- _EXERCISE DESCRIPTION_: Copy all lines that contain the word "frac".

- _RECORDS FOR THIS TASK_:

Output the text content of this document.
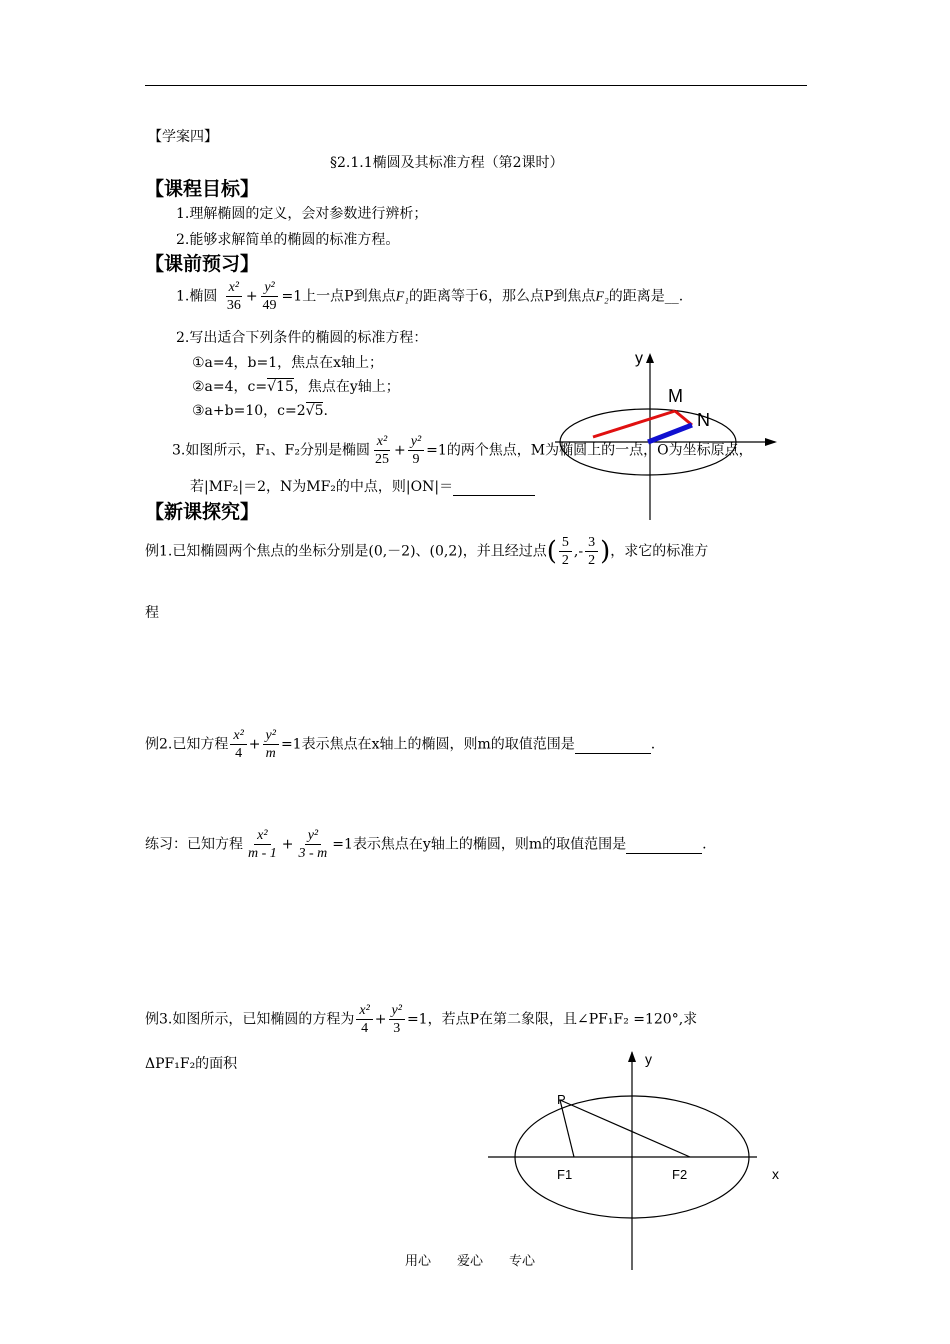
【学案四】
§2.1.1椭圆及其标准方程（第2课时）
【课程目标】
1.理解椭圆的定义，会对参数进行辨析；
2.能够求解简单的椭圆的标准方程。
【课前预习】
1.椭圆 $\frac{\text{x²}}{36} + \frac{\text{y²}}{49} =1$上一点P到焦点F₁的距离等于6，那么点P到焦点F₂的距离是__.
2.写出适合下列条件的椭圆的标准方程：
①a=4，b=1，焦点在x轴上；
②a=4，c=√15，焦点在y轴上；
③a+b=10，c=2√5.
y
M
N
3.如图所示，F₁、F₂分别是椭圆 $\frac{\text{x²}}{25} + \frac{\text{y²}}{9} =1$的两个焦点，M为椭圆上的一点，O为坐标原点，
若|MF₂|＝2，N为MF₂的中点，则|ON|＝
【新课探究】
例1.已知椭圆两个焦点的坐标分别是(0,－2)、(0,2)，并且经过点( $\frac{5}{2}$ ,- $\frac{3}{2}$ )，求它的标准方
程
例2.已知方程 $\frac{\text{x²}}{4} + \frac{\text{y²}}{m} =1$表示焦点在x轴上的椭圆，则m的取值范围是	.
练习：已知方程 $\frac{\text{x²}}{m - 1} + \frac{\text{y²}}{3 - m} =1$表示焦点在y轴上的椭圆，则m的取值范围是	.
例3.如图所示，已知椭圆的方程为 $\frac{\text{x²}}{4} + \frac{\text{y²}}{3} =1$，若点P在第二象限，且∠PF₁F₂ =120°,求
ΔPF₁F₂的面积	y
x
P
F1	F2
用心　　爱心　　专心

- _SOLUTION TO THIS EXERCISE_:
1.椭圆 $\frac{\text{x²}}{36} + \frac{\text{y²}}{49} =1$上一点P到焦点F₁的距离等于6，那么点P到焦点F₂的距离是__.
3.如图所示，F₁、F₂分别是椭圆 $\frac{\text{x²}}{25} + \frac{\text{y²}}{9} =1$的两个焦点，M为椭圆上的一点，O为坐标原点，
例1.已知椭圆两个焦点的坐标分别是(0,－2)、(0,2)，并且经过点( $\frac{5}{2}$ ,- $\frac{3}{2}$ )，求它的标准方
例2.已知方程 $\frac{\text{x²}}{4} + \frac{\text{y²}}{m} =1$表示焦点在x轴上的椭圆，则m的取值范围是	.
练习：已知方程 $\frac{\text{x²}}{m - 1} + \frac{\text{y²}}{3 - m} =1$表示焦点在y轴上的椭圆，则m的取值范围是	.
例3.如图所示，已知椭圆的方程为 $\frac{\text{x²}}{4} + \frac{\text{y²}}{3} =1$，若点P在第二象限，且∠PF₁F₂ =120°,求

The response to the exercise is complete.